PAGE EXCERPT:

There have been at least six Premier League managers sacked every calendar year since 2012. In two of the past three years (2017 and 2019), that number rose to nine. COVID-19 has had a devastating effect on football, as it has on all walks of life, but managers have at least benefited from greater longevity in employment.
After Nigel Pearson left Watford with two games of last season remaining, Sam Allardyce had to wait until Dec. 16 to replace Slaven Bilic at West Brom, one of only two top-flight managerial changes of 2020. The financial impact of COVID-19 brings the cost of sacking a manager into sharper focus. Equally, the lack of training ground time arising from a condensed fixture list elicits more sympathy for the strugglers trying to arrest a decline.
But patience cannot last forever, not least as the price of relegation or missing out on Champions League qualification will feel even higher after a season almost entirely bereft of matchday income with fans banned from stadia. So who could be next in line for the chop?
On the hottest seat
Neither Sheffield United nor Arsenal want to sack managers who exceeded expectations last season, but Chris Wilder and Mikel Arteta cannot continue in their respective ruts for much longer.
Wilder is second-favourite to be sacked by most bookmakers, but the threat of relegation is very real: two points from their opening 14 games is the worst start in English top-flight history. They are already 10 points adrift of safety but would be loathe to sack the man who brought his club back to the Premier League. Arteta won the FA Cup last season and was promoted from head coach to manager in September. His odds consequently look a little short given the internal recognition of the magnitude of the task, but lose to Chelsea, Brighton and West Brom over the festive period and Arsenal could be in the bottom three.
Under threat with more bad results
Steve Bruce saw his demise as Newcastle United manager foretold in the summer when it appeared a Saudi-backed takeover would go ahead. Guiding them to 12th feels a success given that context, but the Magpies’ football is largely terrible and the fans remain unconvinced. Graham Potter was charged with the responsibility of implementing a better style at Brighton & Hove Albion but they have won just two League games all season.

DATA FOR REVIEW:
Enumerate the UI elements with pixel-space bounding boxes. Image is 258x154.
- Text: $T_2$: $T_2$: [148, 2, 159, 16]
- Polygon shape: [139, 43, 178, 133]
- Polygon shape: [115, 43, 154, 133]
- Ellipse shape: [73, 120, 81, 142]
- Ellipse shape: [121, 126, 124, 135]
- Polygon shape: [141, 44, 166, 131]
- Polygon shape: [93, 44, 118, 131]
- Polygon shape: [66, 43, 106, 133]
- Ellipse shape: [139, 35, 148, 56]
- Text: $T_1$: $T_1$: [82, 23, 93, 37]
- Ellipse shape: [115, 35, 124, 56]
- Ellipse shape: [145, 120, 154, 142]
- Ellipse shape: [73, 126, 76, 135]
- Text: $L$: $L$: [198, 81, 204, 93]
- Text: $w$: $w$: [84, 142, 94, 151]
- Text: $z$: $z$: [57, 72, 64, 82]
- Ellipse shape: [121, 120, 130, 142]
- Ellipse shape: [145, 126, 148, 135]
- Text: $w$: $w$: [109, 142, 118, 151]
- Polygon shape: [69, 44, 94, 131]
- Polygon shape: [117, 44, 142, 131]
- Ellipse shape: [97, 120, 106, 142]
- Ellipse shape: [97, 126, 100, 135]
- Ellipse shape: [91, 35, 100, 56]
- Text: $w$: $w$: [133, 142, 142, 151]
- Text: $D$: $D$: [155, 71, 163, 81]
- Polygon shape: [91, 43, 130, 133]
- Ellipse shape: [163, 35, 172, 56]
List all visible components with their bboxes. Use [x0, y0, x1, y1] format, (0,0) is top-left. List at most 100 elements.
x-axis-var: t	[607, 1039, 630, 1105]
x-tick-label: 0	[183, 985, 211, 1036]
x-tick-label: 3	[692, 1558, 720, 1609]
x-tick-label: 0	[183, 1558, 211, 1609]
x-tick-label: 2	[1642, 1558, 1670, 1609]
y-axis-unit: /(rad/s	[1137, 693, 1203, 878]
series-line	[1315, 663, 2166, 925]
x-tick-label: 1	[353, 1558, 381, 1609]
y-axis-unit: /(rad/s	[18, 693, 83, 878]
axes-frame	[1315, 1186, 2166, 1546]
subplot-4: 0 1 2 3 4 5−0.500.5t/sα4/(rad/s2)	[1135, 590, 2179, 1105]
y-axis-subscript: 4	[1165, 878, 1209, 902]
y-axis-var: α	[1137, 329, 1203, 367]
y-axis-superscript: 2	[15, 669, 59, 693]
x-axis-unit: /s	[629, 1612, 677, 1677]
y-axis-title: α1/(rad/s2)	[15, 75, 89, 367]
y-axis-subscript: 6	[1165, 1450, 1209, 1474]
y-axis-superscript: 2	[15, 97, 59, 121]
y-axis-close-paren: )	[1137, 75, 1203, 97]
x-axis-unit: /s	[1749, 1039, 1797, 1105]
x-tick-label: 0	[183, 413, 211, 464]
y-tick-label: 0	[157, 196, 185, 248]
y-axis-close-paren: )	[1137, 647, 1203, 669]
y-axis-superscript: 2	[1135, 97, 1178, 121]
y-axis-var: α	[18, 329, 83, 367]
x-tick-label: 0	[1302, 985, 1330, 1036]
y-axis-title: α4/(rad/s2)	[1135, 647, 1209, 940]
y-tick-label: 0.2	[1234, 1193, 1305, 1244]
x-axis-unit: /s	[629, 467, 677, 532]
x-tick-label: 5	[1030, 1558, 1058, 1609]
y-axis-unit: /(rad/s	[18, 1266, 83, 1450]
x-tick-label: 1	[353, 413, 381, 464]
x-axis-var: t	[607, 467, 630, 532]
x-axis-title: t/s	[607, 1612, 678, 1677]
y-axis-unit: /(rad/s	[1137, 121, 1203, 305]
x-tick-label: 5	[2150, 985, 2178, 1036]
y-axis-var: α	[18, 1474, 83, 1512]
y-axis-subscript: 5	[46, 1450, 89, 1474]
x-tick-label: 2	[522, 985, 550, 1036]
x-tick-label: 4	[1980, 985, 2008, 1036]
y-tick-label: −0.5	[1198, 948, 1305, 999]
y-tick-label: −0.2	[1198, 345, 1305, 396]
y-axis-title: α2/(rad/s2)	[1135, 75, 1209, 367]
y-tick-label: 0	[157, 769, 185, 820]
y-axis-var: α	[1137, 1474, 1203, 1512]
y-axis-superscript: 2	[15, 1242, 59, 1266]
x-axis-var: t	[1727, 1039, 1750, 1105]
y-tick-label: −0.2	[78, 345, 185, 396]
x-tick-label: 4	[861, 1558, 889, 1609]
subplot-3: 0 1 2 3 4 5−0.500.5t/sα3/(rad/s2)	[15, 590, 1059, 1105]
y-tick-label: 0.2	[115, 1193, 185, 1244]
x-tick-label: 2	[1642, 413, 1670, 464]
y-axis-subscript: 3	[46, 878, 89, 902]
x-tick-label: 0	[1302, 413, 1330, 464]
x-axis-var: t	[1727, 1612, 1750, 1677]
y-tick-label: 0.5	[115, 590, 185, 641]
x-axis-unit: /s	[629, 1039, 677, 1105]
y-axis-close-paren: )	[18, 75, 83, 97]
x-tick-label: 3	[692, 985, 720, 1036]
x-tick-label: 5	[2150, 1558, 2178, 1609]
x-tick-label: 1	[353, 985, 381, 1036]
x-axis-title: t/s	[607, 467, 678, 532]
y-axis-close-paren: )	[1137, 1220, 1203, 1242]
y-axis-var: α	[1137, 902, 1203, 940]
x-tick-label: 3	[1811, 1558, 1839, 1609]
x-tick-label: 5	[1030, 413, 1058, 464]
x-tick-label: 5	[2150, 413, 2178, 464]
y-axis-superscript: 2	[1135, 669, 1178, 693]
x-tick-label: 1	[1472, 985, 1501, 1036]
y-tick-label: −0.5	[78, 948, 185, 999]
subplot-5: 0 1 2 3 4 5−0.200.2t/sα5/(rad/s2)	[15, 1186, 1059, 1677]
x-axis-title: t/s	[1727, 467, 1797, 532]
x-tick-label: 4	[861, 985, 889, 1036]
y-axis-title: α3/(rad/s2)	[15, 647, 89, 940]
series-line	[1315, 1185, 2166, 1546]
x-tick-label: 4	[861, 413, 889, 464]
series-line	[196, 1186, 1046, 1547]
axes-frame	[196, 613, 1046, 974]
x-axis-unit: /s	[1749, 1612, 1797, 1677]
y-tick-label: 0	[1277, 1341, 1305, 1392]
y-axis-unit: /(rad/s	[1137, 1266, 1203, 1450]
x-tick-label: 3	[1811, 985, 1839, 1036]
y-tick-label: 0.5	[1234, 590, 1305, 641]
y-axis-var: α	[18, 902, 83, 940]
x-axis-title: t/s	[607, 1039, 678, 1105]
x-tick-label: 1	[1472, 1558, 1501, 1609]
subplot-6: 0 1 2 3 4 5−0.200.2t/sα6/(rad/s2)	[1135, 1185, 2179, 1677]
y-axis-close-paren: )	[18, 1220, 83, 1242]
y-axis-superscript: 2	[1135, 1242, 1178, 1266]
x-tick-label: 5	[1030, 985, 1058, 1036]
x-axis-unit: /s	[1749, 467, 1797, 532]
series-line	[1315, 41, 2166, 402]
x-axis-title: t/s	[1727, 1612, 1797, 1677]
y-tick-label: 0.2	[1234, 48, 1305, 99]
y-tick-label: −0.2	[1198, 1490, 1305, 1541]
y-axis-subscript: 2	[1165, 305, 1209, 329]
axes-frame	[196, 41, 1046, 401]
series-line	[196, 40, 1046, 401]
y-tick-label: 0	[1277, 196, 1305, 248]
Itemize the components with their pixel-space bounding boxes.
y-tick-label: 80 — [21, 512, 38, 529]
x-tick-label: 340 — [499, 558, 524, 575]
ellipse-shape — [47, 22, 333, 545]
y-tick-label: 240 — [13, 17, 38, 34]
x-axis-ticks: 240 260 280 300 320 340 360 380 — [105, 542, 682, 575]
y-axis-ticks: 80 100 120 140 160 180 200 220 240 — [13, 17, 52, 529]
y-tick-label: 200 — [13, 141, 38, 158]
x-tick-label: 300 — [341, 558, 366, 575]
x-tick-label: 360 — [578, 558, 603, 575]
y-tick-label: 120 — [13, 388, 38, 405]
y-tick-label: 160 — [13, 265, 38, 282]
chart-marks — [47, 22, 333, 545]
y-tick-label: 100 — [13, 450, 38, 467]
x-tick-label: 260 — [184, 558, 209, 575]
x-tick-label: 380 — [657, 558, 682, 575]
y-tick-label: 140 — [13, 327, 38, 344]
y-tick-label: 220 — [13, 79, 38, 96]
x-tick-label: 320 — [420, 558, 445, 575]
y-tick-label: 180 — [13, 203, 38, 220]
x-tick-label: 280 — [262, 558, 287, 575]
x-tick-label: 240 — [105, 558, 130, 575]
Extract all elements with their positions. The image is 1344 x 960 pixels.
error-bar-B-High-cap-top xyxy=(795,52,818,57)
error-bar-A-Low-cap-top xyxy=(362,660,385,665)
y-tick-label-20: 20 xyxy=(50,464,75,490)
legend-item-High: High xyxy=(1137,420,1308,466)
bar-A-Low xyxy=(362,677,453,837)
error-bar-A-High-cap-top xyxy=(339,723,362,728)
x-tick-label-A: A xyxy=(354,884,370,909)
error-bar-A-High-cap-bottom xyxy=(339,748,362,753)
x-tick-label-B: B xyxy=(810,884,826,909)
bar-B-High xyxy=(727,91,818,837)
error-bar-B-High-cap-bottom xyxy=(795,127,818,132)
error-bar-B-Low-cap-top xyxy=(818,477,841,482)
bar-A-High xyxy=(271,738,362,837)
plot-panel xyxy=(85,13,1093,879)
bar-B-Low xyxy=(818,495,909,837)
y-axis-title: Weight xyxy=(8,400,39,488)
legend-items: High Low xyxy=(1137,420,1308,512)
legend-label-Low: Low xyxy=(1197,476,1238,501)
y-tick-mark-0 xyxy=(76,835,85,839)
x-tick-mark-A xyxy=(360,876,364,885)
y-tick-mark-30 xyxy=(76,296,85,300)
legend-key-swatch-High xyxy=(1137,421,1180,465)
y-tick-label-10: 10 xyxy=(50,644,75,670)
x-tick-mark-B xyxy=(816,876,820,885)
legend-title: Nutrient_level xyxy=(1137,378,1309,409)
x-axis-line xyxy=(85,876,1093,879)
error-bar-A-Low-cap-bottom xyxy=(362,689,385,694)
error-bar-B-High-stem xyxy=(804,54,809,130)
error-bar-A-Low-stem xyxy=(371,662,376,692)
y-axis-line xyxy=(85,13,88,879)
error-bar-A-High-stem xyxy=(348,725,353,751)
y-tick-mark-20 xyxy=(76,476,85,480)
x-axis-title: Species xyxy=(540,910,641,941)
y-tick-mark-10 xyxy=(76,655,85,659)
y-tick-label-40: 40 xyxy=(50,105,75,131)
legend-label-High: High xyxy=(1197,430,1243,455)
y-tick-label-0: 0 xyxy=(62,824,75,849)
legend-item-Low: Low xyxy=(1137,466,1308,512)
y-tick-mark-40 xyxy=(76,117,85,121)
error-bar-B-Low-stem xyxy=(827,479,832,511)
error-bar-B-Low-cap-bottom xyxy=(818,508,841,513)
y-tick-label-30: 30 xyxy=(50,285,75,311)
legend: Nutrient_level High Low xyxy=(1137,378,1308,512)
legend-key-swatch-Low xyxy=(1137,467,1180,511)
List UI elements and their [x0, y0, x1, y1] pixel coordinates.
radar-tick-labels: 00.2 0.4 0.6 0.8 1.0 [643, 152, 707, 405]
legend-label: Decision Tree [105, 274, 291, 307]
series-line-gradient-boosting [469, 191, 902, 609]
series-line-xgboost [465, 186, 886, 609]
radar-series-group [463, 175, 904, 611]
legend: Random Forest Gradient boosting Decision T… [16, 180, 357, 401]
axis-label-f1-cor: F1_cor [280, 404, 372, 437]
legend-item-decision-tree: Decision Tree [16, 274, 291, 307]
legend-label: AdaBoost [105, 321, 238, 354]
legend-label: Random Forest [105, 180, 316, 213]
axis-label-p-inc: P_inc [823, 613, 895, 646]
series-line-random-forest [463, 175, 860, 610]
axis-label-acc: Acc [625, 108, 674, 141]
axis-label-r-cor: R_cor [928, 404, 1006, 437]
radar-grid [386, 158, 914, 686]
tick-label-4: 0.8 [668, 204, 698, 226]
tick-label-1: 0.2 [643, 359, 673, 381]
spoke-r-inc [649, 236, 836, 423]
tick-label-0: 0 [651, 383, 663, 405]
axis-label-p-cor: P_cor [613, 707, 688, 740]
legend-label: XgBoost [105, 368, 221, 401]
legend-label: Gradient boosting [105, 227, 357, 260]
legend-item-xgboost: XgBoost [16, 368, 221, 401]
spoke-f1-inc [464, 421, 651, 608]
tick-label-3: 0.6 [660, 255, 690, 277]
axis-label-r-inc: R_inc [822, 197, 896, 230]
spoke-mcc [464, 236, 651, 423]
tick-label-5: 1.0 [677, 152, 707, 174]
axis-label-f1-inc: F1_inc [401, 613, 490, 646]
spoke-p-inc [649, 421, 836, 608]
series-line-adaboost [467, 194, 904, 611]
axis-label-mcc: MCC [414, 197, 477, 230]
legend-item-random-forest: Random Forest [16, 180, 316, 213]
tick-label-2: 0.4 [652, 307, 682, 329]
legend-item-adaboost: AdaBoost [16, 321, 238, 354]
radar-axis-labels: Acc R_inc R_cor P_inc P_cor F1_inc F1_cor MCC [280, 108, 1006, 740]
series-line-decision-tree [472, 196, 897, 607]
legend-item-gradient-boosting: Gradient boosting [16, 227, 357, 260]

PROBLEM TO SOLVE: List every football manager named in the article on Premier League managerial sackings.

RESULT:
Nigel Pearson
Sam Allardyce
Slaven Bilic
Chris Wilder
Mikel Arteta
Steve Bruce
Graham Potter